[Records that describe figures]
*****
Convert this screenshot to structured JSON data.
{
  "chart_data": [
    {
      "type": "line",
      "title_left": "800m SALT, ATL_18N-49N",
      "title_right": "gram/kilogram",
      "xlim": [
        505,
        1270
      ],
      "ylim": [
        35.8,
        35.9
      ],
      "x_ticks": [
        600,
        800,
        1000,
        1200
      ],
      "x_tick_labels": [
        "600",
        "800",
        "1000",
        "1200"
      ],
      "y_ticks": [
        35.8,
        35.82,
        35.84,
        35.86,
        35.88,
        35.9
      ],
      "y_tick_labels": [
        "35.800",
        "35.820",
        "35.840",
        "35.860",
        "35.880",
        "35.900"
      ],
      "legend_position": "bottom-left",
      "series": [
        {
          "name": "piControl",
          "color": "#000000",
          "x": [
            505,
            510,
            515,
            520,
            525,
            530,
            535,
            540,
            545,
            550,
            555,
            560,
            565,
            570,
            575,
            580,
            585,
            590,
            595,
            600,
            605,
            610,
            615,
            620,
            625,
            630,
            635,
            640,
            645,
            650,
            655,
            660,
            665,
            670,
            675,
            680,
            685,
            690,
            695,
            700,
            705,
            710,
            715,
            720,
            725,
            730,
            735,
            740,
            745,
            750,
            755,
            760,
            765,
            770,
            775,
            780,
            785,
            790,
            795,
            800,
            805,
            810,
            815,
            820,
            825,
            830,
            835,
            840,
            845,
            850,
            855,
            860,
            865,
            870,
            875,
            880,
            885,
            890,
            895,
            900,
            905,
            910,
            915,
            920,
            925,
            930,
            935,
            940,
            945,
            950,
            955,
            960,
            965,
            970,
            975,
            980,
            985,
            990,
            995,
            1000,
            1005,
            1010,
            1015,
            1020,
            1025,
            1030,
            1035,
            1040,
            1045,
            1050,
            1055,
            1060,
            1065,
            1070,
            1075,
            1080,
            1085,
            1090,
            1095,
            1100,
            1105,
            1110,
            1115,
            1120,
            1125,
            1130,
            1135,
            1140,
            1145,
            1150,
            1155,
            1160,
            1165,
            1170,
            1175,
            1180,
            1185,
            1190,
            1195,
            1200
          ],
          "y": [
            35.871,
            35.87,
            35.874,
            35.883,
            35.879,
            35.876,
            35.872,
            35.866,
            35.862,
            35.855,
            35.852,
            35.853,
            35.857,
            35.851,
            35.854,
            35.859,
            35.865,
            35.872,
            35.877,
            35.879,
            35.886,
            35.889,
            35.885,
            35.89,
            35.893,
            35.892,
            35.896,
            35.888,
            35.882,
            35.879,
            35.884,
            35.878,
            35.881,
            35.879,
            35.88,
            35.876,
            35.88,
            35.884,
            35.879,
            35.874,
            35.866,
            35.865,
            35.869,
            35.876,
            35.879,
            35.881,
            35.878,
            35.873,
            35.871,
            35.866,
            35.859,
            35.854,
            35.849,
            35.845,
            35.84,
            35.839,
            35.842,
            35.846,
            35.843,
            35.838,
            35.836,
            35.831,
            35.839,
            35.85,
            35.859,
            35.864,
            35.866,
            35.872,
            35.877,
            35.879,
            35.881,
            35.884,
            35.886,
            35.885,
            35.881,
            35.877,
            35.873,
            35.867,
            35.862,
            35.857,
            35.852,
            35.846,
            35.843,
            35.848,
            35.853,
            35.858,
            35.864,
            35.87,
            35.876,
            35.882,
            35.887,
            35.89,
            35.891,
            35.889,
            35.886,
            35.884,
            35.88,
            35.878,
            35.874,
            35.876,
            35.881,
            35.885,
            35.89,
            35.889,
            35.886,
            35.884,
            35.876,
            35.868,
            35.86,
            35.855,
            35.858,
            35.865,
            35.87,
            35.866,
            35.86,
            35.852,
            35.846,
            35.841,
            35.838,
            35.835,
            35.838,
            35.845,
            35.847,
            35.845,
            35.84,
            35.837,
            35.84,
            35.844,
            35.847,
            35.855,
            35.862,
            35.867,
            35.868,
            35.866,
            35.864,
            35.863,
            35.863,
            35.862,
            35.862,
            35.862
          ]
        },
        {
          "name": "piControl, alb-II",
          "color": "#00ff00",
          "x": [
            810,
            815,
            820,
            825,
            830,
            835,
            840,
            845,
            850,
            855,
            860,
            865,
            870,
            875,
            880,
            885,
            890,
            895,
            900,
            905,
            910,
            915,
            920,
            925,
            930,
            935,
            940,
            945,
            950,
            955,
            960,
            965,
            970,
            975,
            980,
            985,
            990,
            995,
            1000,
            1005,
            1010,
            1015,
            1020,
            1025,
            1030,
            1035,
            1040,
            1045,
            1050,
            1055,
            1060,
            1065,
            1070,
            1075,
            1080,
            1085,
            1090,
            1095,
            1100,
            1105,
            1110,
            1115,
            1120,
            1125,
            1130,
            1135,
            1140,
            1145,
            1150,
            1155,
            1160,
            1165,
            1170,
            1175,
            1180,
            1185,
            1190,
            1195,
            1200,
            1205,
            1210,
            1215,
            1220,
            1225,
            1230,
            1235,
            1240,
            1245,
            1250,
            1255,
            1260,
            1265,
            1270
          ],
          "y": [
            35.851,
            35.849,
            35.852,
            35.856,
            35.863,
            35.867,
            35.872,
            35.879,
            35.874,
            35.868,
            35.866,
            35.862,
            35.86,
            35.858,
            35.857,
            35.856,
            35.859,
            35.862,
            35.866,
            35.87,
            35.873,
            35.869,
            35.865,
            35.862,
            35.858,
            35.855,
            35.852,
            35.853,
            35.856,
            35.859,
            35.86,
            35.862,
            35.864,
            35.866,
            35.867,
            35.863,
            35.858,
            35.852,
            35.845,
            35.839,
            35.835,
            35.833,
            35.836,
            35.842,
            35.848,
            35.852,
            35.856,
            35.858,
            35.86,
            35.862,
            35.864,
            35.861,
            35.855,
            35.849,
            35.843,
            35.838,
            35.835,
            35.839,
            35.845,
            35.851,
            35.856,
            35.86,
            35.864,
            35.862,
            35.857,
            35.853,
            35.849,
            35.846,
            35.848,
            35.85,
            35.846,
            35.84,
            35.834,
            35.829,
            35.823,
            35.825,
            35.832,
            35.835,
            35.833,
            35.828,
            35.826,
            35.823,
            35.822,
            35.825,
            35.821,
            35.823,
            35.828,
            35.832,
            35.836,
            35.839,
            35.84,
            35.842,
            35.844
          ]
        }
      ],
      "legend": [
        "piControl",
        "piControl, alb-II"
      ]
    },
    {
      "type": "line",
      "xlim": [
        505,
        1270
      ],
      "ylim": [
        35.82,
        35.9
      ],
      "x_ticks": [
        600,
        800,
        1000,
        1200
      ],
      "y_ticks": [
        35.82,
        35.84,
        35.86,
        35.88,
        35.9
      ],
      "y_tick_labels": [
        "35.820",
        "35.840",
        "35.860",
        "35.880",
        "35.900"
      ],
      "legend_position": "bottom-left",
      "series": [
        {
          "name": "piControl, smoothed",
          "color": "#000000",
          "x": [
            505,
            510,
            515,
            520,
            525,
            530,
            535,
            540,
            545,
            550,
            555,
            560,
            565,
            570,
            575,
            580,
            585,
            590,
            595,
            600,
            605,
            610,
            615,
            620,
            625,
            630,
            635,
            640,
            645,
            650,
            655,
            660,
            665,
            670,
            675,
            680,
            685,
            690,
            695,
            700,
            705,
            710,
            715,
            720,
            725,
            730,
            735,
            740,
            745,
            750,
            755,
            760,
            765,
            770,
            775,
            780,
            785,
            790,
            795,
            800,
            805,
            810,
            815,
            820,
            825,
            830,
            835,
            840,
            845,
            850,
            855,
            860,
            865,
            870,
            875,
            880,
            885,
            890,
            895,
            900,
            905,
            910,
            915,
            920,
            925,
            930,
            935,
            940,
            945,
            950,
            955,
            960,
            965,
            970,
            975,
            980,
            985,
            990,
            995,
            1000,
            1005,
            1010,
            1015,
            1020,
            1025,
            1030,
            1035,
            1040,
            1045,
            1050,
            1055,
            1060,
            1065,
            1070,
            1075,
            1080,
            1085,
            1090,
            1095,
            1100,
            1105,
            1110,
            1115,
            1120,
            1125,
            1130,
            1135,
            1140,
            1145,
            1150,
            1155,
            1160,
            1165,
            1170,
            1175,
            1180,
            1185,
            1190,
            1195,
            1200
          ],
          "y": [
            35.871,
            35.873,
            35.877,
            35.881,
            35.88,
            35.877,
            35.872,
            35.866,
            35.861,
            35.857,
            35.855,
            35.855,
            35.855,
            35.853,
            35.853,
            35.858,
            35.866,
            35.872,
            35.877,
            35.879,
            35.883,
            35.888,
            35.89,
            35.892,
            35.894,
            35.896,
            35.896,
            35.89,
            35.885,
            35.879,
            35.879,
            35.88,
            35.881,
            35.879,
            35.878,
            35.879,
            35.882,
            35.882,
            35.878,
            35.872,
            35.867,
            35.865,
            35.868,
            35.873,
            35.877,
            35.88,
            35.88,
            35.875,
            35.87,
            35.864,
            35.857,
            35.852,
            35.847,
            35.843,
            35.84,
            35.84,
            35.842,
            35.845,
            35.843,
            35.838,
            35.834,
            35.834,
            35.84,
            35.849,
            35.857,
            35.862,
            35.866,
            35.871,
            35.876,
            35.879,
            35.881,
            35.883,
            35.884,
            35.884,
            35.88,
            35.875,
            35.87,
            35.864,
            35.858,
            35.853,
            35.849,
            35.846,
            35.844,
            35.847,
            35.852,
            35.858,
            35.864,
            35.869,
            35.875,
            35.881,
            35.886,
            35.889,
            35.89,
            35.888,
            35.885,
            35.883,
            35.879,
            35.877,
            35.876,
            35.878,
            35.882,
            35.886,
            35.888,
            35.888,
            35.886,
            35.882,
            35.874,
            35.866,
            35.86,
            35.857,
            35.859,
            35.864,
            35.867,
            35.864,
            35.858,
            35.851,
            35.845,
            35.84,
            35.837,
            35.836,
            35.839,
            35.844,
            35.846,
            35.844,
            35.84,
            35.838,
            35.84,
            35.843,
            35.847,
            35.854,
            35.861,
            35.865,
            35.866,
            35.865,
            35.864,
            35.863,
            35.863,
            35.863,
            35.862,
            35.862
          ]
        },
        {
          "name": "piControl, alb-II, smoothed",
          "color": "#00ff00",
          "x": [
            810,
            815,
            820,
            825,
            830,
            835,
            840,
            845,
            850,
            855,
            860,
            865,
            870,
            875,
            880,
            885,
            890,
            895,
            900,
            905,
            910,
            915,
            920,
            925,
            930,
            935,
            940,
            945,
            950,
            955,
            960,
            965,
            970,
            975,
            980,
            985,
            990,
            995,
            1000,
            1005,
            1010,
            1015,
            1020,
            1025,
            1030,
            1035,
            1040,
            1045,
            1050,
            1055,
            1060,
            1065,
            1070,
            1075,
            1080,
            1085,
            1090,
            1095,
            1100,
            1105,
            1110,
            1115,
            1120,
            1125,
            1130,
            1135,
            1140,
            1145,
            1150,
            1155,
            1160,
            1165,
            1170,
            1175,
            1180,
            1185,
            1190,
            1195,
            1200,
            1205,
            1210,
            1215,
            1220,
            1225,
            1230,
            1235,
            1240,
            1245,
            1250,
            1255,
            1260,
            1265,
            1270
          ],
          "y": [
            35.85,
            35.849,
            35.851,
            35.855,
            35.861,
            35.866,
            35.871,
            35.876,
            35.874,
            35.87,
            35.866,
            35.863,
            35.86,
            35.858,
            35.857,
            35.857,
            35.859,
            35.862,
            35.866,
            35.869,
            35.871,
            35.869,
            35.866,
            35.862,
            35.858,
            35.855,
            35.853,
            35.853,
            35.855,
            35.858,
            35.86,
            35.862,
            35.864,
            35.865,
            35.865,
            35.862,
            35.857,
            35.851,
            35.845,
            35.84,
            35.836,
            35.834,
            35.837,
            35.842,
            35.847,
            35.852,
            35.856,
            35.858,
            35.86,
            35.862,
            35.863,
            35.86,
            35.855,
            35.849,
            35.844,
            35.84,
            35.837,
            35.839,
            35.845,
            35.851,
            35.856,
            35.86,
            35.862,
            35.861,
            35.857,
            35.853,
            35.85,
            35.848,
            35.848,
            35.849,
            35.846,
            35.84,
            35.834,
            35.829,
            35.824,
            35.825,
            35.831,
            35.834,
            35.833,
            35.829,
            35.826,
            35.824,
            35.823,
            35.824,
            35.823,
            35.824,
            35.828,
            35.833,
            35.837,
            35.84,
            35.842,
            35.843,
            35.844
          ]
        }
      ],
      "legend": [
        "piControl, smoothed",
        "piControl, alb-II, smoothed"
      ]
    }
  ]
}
*****
- **Task requirements**
Pick out every line above that holds the word "smoothed" and copy it.

- **Right answer**
          "name": "piControl, smoothed",
          "name": "piControl, alb-II, smoothed",
        "piControl, smoothed",
        "piControl, alb-II, smoothed"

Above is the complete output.